— Trecho para leitura —
Artigos
Fronteira Agrícola: a soja na Amazônia Legal
O crescimento da agricultura brasileira é vinculado
à ocupação de novas áreas, por meio da transferência da maior parte do plantio
de grãos para a região setentrional do país, em um processo que se convencionou
denominar avanço da fronteira agrícola. Em termos regionais, o Censo
Agropecuário 20062 mostra que a área de lavouras temporárias e permanentes
cresceu 276% na região Norte entre 1995 e 2006. Em seguida vem o Nordeste com
115%, enquanto no Centro-Oeste o crescimento foi de 96%, no Sudeste de 50% e no
Sul de 49% no período. A considerar a definição de fronteira agrícola de
Mueller3 como espaço potencial que proporciona condições para a
expansão da agropecuária com disponibilidade de terras e aptidão para o
funcionamento de mercados, é possível justificar a dinâmica da expansão da
agropecuária. Dentro do espaço da fronteira ocorrem as frentes de atividades
impulsionadas por mercados dinâmicos, políticas de incentivos e pela
infraestrutura local. Assim foi com a expansão agrícola nos Cerrados, que teve
como principal frente comercial a cultura da soja. Durante os anos que se seguiram a consolidação da
sojicultura se processava a ocupação agroindustrial da então chamada fronteira
agrícola, que representou a segunda fase de aumento da produção agropecuária.
Sob estratégia tecnológica por parte do Estado que permitiu a introdução da
agricultura nas áreas de Cerrados se deu a transferência da maior parte da
produção assim como das indústrias processadoras. A sojicultura se destaca nessa dinâmica
expansionista da agropecuária brasileira, a ponto de representar 60% da área
plantada das principais culturas (arroz, cana-de--açúcar, feijão das águas e
milho primeira safra) na temporada 2013/144.

— Linhas de dados —
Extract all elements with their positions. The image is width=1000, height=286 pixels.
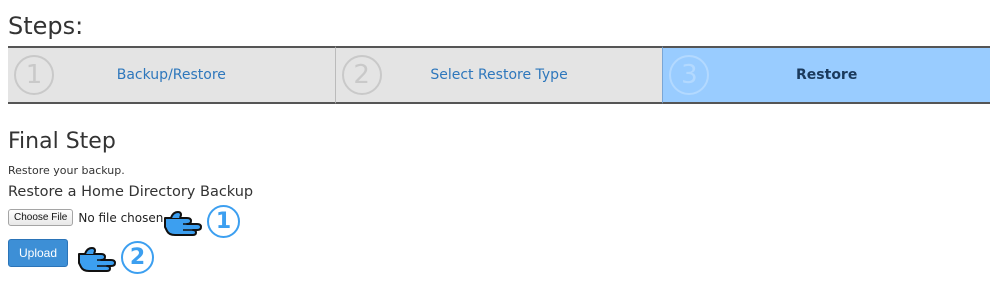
pointing-hand-icon <box>164 210 202 236</box>
home-directory-backup-title: Restore a Home Directory Backup <box>8 184 254 200</box>
annotation-1: 1 <box>163 205 240 238</box>
step-select-restore-type[interactable]: 2 Select Restore Type <box>334 46 663 104</box>
step-restore: 3 Restore <box>662 46 991 104</box>
pointing-hand-icon <box>78 246 116 272</box>
file-status-text: No file chosen <box>78 210 164 225</box>
choose-file-button[interactable]: Choose File <box>8 209 74 226</box>
steps-heading: Steps: <box>8 12 84 40</box>
annotation-number-1: 1 <box>207 205 240 238</box>
step-backup-restore[interactable]: 1 Backup/Restore <box>8 46 335 104</box>
step-label-select-restore-type[interactable]: Select Restore Type <box>430 67 567 83</box>
steps-progress-bar: 1 Backup/Restore 2 Select Restore Type 3… <box>8 46 991 104</box>
upload-button[interactable]: Upload <box>8 239 68 267</box>
annotation-number-2: 2 <box>121 241 154 274</box>
file-input-row: Choose File No file chosen <box>8 209 163 226</box>
final-step-description: Restore your backup. <box>8 164 125 177</box>
step-number-1: 1 <box>14 55 54 95</box>
step-number-3: 3 <box>669 55 710 95</box>
final-step-title: Final Step <box>8 129 116 154</box>
step-number-2: 2 <box>341 55 382 95</box>
step-label-restore: Restore <box>796 67 858 83</box>
step-label-backup-restore[interactable]: Backup/Restore <box>117 67 226 83</box>
annotation-2: 2 <box>77 241 154 274</box>
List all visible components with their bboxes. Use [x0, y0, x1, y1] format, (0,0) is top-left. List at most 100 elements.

— Pedido —
Copie do texto sobre a soja na Amazônia o trecho que vai de "Sob estratégia tecnológica" até "na temporada 2013/144.", sem mudar nada.

— Resposta —
Sob estratégia tecnológica por parte do Estado que permitiu a introdução da
agricultura nas áreas de Cerrados se deu a transferência da maior parte da
produção assim como das indústrias processadoras. A sojicultura se destaca nessa dinâmica
expansionista da agropecuária brasileira, a ponto de representar 60% da área
plantada das principais culturas (arroz, cana-de--açúcar, feijão das águas e
milho primeira safra) na temporada 2013/144.